AIM: Please print the entries below word for word, with every line unchanged and in the same order.
**********
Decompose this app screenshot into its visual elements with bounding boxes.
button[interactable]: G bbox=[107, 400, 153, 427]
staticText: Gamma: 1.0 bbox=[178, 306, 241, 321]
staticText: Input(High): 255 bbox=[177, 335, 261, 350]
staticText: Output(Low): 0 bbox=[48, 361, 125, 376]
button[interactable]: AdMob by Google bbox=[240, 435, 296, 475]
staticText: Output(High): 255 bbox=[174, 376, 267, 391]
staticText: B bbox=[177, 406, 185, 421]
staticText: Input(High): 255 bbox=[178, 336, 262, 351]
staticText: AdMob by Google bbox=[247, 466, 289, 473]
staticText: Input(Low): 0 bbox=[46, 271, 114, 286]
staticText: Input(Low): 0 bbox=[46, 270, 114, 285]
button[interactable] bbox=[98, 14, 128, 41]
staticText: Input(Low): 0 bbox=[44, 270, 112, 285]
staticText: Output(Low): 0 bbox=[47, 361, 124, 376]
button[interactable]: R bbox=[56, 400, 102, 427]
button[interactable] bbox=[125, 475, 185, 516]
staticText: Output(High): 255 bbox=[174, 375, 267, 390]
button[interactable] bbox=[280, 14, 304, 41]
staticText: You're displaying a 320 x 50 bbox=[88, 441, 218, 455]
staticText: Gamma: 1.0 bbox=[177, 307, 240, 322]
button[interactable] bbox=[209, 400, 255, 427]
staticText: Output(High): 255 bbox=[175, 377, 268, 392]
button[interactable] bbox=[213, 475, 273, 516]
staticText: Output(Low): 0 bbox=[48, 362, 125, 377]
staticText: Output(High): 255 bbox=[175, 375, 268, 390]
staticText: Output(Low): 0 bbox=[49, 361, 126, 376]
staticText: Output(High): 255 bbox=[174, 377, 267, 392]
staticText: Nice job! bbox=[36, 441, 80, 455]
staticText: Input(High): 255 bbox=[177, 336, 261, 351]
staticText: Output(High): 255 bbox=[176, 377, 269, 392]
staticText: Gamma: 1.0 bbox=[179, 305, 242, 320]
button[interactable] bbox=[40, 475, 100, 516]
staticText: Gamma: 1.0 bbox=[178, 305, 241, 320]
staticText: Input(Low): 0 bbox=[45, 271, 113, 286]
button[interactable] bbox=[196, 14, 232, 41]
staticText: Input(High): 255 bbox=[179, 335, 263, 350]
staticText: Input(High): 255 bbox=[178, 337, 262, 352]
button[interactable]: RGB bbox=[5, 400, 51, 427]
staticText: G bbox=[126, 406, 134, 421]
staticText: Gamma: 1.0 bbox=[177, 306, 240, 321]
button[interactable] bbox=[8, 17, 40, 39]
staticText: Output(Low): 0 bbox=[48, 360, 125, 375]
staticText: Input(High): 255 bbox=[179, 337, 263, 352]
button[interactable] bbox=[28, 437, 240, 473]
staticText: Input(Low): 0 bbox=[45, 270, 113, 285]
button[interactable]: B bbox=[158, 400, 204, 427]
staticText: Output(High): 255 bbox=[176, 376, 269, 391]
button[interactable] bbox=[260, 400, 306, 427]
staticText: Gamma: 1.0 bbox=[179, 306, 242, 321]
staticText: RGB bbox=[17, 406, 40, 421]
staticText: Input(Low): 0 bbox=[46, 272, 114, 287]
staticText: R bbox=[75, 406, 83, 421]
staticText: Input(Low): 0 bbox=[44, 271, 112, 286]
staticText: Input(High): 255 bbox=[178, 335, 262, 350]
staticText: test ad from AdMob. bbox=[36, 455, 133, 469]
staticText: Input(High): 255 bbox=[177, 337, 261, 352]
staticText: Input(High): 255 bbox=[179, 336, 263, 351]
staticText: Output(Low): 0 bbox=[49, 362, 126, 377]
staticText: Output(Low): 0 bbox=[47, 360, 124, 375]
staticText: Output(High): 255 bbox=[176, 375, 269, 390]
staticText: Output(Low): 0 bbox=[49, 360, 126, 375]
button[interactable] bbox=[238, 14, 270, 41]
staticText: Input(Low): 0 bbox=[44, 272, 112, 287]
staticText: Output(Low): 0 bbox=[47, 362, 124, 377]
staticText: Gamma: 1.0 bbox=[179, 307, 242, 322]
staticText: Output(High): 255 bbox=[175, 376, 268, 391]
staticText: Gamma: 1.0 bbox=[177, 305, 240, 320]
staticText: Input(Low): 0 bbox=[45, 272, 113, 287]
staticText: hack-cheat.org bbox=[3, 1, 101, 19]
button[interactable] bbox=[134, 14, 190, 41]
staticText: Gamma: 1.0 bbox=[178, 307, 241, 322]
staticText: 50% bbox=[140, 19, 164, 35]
**********
SOLUTION TO THIS TASK:
Decompose this app screenshot into its visual elements with bounding boxes.
button[interactable]: G bbox=[107, 400, 153, 427]
staticText: Gamma: 1.0 bbox=[178, 306, 241, 321]
staticText: Input(High): 255 bbox=[177, 335, 261, 350]
staticText: Output(Low): 0 bbox=[48, 361, 125, 376]
button[interactable]: AdMob by Google bbox=[240, 435, 296, 475]
staticText: Output(High): 255 bbox=[174, 376, 267, 391]
staticText: B bbox=[177, 406, 185, 421]
staticText: Input(High): 255 bbox=[178, 336, 262, 351]
staticText: AdMob by Google bbox=[247, 466, 289, 473]
staticText: Input(Low): 0 bbox=[46, 271, 114, 286]
staticText: Input(Low): 0 bbox=[46, 270, 114, 285]
button[interactable] bbox=[98, 14, 128, 41]
staticText: Input(Low): 0 bbox=[44, 270, 112, 285]
staticText: Output(Low): 0 bbox=[47, 361, 124, 376]
button[interactable]: R bbox=[56, 400, 102, 427]
button[interactable] bbox=[125, 475, 185, 516]
staticText: Output(High): 255 bbox=[174, 375, 267, 390]
button[interactable] bbox=[280, 14, 304, 41]
staticText: You're displaying a 320 x 50 bbox=[88, 441, 218, 455]
staticText: Gamma: 1.0 bbox=[177, 307, 240, 322]
button[interactable] bbox=[209, 400, 255, 427]
staticText: Output(High): 255 bbox=[175, 377, 268, 392]
button[interactable] bbox=[213, 475, 273, 516]
staticText: Output(Low): 0 bbox=[48, 362, 125, 377]
staticText: Output(High): 255 bbox=[175, 375, 268, 390]
staticText: Output(Low): 0 bbox=[49, 361, 126, 376]
staticText: Output(High): 255 bbox=[174, 377, 267, 392]
staticText: Nice job! bbox=[36, 441, 80, 455]
staticText: Input(High): 255 bbox=[177, 336, 261, 351]
staticText: Output(High): 255 bbox=[176, 377, 269, 392]
staticText: Gamma: 1.0 bbox=[179, 305, 242, 320]
button[interactable] bbox=[40, 475, 100, 516]
staticText: Gamma: 1.0 bbox=[178, 305, 241, 320]
staticText: Input(Low): 0 bbox=[45, 271, 113, 286]
button[interactable] bbox=[196, 14, 232, 41]
staticText: Input(High): 255 bbox=[179, 335, 263, 350]
staticText: Input(High): 255 bbox=[178, 337, 262, 352]
button[interactable]: RGB bbox=[5, 400, 51, 427]
staticText: G bbox=[126, 406, 134, 421]
staticText: Gamma: 1.0 bbox=[177, 306, 240, 321]
button[interactable] bbox=[8, 17, 40, 39]
staticText: Output(Low): 0 bbox=[48, 360, 125, 375]
staticText: Input(High): 255 bbox=[179, 337, 263, 352]
button[interactable] bbox=[28, 437, 240, 473]
staticText: Input(Low): 0 bbox=[45, 270, 113, 285]
button[interactable]: B bbox=[158, 400, 204, 427]
staticText: Output(High): 255 bbox=[176, 376, 269, 391]
button[interactable] bbox=[260, 400, 306, 427]
staticText: Gamma: 1.0 bbox=[179, 306, 242, 321]
staticText: RGB bbox=[17, 406, 40, 421]
staticText: Input(Low): 0 bbox=[46, 272, 114, 287]
staticText: R bbox=[75, 406, 83, 421]
staticText: Input(Low): 0 bbox=[44, 271, 112, 286]
staticText: Input(High): 255 bbox=[178, 335, 262, 350]
staticText: test ad from AdMob. bbox=[36, 455, 133, 469]
staticText: Input(High): 255 bbox=[177, 337, 261, 352]
staticText: Input(High): 255 bbox=[179, 336, 263, 351]
staticText: Output(Low): 0 bbox=[49, 362, 126, 377]
staticText: Output(Low): 0 bbox=[47, 360, 124, 375]
staticText: Output(High): 255 bbox=[176, 375, 269, 390]
staticText: Output(Low): 0 bbox=[49, 360, 126, 375]
button[interactable] bbox=[238, 14, 270, 41]
staticText: Input(Low): 0 bbox=[44, 272, 112, 287]
staticText: Output(Low): 0 bbox=[47, 362, 124, 377]
staticText: Gamma: 1.0 bbox=[179, 307, 242, 322]
staticText: Output(High): 255 bbox=[175, 376, 268, 391]
staticText: Gamma: 1.0 bbox=[177, 305, 240, 320]
staticText: Input(Low): 0 bbox=[45, 272, 113, 287]
staticText: hack-cheat.org bbox=[3, 1, 101, 19]
button[interactable] bbox=[134, 14, 190, 41]
staticText: Gamma: 1.0 bbox=[178, 307, 241, 322]
staticText: 50% bbox=[140, 19, 164, 35]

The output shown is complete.